■ Work required: Write the lines of the material as a JSON list of strings, one string per line, leaving out any blank lines. Start with the line containing "- map-field-svg: [101, 45, 471, 229]" and go through the line containing "- legend-label: 180: [546, 173, 560, 182]", including both.

■ The records:
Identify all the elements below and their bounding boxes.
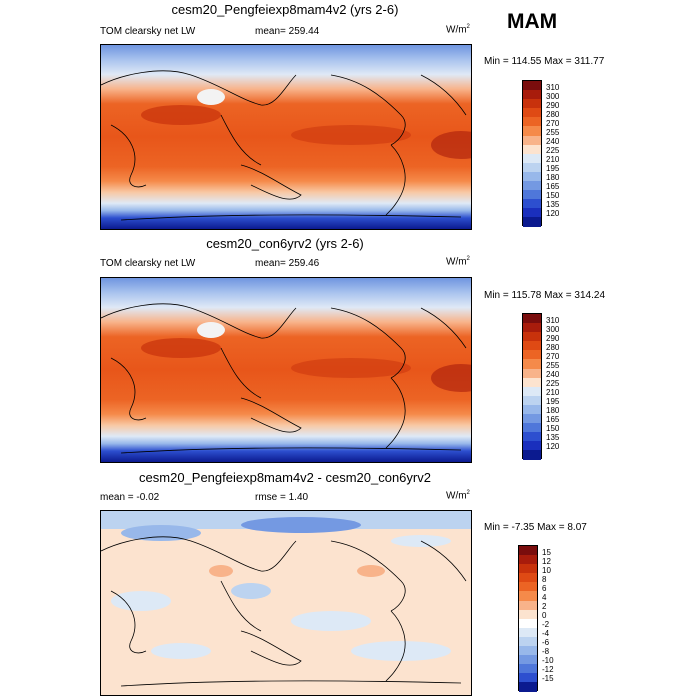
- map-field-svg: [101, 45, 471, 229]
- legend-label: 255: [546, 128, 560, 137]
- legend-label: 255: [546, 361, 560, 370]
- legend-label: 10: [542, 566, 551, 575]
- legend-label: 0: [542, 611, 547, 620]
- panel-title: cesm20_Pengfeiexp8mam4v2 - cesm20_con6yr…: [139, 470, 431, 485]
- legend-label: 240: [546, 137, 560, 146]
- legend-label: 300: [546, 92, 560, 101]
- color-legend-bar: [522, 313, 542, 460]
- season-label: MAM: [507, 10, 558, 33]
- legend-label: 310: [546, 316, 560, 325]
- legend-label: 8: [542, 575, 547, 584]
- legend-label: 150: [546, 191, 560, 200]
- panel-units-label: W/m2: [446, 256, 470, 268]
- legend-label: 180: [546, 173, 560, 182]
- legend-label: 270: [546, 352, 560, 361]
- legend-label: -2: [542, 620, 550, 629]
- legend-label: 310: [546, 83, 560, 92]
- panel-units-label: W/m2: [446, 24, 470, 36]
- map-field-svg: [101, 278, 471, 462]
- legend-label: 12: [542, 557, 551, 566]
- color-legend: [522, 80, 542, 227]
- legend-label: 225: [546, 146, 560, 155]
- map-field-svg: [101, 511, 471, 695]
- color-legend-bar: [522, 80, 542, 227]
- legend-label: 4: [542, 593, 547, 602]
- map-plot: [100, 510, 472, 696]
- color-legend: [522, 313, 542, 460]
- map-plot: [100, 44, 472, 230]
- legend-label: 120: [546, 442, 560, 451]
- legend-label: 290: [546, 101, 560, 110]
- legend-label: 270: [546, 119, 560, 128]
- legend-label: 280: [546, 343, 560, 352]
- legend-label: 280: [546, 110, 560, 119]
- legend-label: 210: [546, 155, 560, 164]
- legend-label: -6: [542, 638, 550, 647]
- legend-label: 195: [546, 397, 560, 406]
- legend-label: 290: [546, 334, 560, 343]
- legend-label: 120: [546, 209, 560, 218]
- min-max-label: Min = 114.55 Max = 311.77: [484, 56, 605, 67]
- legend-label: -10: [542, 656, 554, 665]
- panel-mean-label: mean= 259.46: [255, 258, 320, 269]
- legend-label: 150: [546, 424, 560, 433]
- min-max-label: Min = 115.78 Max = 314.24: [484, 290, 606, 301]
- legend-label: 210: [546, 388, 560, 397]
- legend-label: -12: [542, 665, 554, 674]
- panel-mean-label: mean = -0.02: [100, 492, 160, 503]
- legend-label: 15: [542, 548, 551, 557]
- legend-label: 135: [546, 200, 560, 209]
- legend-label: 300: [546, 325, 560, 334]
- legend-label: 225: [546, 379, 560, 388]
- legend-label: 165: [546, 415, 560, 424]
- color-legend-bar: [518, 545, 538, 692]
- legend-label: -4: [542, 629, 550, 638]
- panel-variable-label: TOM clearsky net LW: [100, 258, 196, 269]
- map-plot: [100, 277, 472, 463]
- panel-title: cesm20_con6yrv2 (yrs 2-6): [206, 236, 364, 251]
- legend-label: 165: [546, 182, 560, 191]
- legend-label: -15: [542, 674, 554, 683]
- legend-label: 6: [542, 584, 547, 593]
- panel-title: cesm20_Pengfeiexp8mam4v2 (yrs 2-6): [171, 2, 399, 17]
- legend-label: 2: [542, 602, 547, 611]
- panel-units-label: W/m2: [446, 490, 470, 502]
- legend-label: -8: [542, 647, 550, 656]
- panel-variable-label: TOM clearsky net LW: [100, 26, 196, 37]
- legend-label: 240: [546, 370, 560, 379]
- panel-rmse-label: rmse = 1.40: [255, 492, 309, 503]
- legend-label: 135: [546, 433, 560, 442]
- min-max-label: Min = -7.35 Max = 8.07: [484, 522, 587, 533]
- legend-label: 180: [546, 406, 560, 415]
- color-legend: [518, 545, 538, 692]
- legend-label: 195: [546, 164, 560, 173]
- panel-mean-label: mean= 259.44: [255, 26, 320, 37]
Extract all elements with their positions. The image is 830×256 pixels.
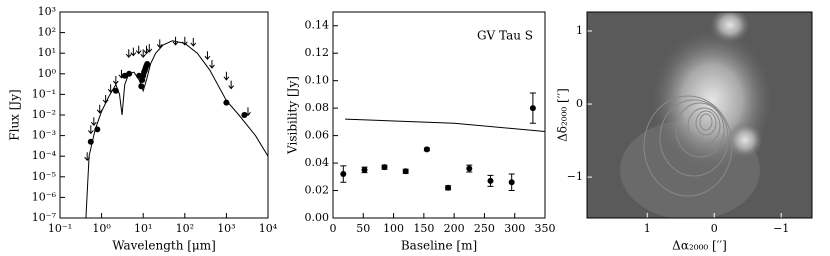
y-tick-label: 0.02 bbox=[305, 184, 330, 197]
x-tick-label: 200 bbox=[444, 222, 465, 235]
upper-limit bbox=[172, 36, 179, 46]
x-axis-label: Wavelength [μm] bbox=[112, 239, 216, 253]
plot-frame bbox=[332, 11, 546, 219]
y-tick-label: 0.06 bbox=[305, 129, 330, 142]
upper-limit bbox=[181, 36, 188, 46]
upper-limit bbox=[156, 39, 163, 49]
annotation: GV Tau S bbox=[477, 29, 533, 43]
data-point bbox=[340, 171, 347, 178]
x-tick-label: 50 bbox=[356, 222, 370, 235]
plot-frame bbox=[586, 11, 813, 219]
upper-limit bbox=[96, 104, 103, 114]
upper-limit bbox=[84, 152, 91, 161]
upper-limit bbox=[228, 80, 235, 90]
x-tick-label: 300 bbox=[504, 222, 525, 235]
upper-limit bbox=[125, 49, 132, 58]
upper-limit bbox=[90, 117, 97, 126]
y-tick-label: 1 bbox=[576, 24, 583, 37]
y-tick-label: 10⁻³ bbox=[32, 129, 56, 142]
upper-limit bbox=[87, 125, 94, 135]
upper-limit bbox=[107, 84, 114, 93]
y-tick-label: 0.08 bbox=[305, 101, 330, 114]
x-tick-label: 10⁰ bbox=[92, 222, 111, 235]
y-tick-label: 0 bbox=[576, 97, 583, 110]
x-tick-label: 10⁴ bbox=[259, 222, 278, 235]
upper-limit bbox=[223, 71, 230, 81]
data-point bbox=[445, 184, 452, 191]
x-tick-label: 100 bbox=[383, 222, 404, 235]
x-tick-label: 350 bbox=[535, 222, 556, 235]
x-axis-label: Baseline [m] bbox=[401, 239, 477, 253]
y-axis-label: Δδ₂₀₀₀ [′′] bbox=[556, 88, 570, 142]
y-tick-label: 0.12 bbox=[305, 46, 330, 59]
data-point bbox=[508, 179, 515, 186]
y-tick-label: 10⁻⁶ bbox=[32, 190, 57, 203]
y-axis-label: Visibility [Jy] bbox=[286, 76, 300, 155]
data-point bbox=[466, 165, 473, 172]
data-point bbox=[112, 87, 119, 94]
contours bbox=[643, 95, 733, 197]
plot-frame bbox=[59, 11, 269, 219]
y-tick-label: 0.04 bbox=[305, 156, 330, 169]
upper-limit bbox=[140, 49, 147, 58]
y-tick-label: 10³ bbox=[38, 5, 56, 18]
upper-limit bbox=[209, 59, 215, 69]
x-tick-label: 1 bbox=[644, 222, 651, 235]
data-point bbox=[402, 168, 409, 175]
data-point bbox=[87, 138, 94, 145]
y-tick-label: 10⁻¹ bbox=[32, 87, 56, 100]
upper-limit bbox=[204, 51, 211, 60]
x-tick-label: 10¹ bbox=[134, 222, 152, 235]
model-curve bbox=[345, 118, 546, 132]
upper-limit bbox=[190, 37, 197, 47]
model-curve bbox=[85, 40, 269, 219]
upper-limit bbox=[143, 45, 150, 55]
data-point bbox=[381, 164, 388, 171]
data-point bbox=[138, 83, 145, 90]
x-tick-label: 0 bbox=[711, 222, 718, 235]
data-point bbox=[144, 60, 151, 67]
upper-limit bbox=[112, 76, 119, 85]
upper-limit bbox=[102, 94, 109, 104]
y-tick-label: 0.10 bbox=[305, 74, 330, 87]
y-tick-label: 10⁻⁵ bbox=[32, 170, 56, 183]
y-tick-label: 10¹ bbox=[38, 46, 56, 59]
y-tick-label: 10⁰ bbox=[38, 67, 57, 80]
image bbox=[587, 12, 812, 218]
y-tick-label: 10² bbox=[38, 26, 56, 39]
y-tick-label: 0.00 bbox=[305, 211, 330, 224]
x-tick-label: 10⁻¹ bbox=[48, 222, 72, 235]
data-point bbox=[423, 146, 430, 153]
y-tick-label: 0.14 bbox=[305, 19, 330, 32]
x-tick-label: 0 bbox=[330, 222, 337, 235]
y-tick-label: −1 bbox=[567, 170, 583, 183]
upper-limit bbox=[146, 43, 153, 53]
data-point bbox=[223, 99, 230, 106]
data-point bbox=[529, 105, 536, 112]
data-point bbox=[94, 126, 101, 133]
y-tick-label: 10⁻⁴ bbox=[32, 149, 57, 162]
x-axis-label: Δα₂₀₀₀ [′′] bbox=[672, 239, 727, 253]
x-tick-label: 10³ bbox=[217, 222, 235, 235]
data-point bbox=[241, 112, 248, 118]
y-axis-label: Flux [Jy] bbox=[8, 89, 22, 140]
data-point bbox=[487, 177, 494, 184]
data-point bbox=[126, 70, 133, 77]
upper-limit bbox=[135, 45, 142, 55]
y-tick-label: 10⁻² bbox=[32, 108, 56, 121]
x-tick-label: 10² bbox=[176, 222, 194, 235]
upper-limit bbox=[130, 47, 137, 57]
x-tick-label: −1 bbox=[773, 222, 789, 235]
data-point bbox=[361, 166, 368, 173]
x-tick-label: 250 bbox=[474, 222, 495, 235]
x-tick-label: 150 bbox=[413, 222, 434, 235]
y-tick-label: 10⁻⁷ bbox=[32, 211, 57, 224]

■ Written reply:
[
  "- map-field-svg: [101, 45, 471, 229]",
  "- legend-label: 255: [546, 128, 560, 137]",
  "- legend-label: 255: [546, 361, 560, 370]",
  "- legend-label: 10: [542, 566, 551, 575]",
  "- legend-label: 0: [542, 611, 547, 620]",
  "- panel-title: cesm20_Pengfeiexp8mam4v2 - cesm20_con6yr…: [139, 470, 431, 485]",
  "- legend-label: 240: [546, 137, 560, 146]",
  "- legend-label: 300: [546, 92, 560, 101]",
  "- color-legend-bar: [522, 313, 542, 460]",
  "- season-label: MAM: [507, 10, 558, 33]",
  "- legend-label: 310: [546, 316, 560, 325]",
  "- legend-label: 8: [542, 575, 547, 584]",
  "- legend-label: 150: [546, 191, 560, 200]",
  "- panel-units-label: W/m2: [446, 256, 470, 268]",
  "- legend-label: 180: [546, 173, 560, 182]"
]